## TASK INSTRUCTIONS
In the text on Geryon, turn the paragraph beginning "According to Hesiod Geryon had one body" into a short list that keeps its main facts.

## SELECTED PASSAGE
Begin

In Greek mythology, Geryon ( or ; also Geryone; , genitive: Γηρυόνος), son of Chrysaor and Callirrhoe, the grandson of Medusa and the nephew of Pegasus, was a fearsome giant who dwelt on the island Erytheia of the mythic Hesperides in the far west of the Mediterranean. A more literal-minded later generation of Greeks associated the region with Tartessos in southern Iberia. Geryon was often described as a monster with either three bodies and three heads, or three heads and one body, or three bodies and one head. He is commonly accepted as being mostly humanoid, with some distinguishing features (such as wings, or multiple bodies etc.) and in mythology, famed for his cattle.

Appearance

According to Hesiod Geryon had one body and three heads, whereas the tradition followed by Aeschylus gave him three bodies. A lost description by Stesichoros said that he has six hands and six feet and is winged; there are some mid-6th century BC Chalcidian vases portraying Geryon as winged. Some accounts state that he had six legs as well while others state that the three bodies were joined to one pair of legs. Apart from these bizarre features, his appearance was that of a warrior. He owned a two-headed hound named Orthrus, which was the brother of Cerberus, and a herd of magnificent red cattle that were guarded by Orthrus, and a herder Eurytion, son of Erytheia.

Mythology

The Tenth Labour of Heracles

In the fullest account in the Bibliotheke of Pseudo-Apollodorus, Heracles was required to travel to Erytheia, in order to obtain the Cattle of Geryon (Γηρυόνου βόες) as his tenth labour. On the way there, he crossed the Libyan desert and became so frustrated at the heat that he shot an arrow at Helios, the Sun.  Helios "in admiration of his courage" gave Heracles the golden cup he used to sail across the sea from west to east each night. Heracles used it to reach Erytheia, a favorite motif of the vase-painters. Such a magical conveyance undercuts any literal geography for Erytheia, the "red island" of the sunset.

When Heracles reached Erytheia, no sooner had he landed than he was confronted by the two-headed dog, Orthrus. With one huge blow from his olive-wood club, Heracles killed the watchdog. Eurytion, the herdsman, came to assist Orthrus, but Heracles dealt with him the same way.

On hearing the commotion, Geryon sprang into action, carrying three shields, three spears, and wearing three helmets. He pursued Heracles at the River Anthemus but fell victim to an arrow that had been dipped in the venomous blood of the Lernaean Hydra, shot so forcefully by Heracles that it pierced Geryon's forehead, "and Geryon bent his neck over to one side, like a poppy that spoils its delicate shapes, shedding its petals all at once".

End

## Part of a data file
Begin

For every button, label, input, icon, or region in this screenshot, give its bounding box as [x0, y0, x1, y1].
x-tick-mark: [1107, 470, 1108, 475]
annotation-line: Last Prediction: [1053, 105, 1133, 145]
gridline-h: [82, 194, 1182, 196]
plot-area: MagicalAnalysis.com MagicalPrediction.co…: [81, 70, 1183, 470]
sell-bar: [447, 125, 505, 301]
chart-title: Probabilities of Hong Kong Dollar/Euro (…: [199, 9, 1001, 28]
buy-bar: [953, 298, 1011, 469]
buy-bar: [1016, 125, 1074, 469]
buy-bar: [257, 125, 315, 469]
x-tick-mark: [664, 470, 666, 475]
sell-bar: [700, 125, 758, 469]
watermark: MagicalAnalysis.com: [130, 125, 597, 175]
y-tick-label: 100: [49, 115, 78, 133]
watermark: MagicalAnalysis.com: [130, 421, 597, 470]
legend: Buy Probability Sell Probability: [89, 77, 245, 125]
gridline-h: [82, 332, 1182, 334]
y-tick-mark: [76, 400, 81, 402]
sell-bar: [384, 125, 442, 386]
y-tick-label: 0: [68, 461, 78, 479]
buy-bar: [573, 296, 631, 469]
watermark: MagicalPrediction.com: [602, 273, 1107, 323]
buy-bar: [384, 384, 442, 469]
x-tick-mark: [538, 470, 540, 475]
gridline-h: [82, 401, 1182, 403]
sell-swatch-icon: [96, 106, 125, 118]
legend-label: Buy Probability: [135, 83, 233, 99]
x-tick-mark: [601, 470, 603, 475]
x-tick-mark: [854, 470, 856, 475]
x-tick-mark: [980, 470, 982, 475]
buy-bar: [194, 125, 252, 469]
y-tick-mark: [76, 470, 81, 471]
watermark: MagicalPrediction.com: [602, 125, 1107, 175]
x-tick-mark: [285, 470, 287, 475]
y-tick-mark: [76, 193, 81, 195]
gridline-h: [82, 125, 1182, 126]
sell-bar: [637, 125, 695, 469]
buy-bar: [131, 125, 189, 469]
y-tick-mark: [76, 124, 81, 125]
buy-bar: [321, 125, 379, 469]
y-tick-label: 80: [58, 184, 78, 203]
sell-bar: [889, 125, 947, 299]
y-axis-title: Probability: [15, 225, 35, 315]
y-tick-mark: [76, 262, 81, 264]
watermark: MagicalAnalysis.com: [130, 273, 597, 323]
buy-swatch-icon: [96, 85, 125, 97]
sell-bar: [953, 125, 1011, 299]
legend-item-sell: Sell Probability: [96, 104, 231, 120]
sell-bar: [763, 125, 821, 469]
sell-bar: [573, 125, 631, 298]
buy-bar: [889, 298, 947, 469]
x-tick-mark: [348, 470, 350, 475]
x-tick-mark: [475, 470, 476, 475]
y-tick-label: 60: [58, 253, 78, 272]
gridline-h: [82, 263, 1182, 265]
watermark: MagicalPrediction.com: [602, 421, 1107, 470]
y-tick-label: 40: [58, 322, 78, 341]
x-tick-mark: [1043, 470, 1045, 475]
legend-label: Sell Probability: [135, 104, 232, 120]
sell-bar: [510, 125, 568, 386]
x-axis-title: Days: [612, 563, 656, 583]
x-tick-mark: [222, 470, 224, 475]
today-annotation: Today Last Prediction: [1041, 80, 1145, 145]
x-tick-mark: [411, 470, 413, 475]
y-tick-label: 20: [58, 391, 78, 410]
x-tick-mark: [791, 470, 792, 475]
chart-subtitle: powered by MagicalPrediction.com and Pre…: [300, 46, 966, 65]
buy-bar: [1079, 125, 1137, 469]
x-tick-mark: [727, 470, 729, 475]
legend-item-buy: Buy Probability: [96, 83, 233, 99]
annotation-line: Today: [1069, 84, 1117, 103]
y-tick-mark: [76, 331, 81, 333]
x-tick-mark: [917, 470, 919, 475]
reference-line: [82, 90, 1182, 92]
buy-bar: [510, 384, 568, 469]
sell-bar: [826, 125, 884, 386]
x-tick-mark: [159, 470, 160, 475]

End

## ANSWER TO THE PROBLEM
- Hesiod: one body and three heads; the tradition Aeschylus followed: three bodies.
- A lost description by Stesichoros: six hands, six feet, and wings; some mid-6th century BC Chalcidian vases also show him winged.
- Some accounts give him six legs; others say his three bodies were joined to one pair of legs.
- Otherwise he looked like a warrior.
- He owned Orthrus, a two-headed hound and brother of Cerberus.
- He also owned a herd of magnificent red cattle, guarded by Orthrus and by the herder Eurytion, son of Erytheia.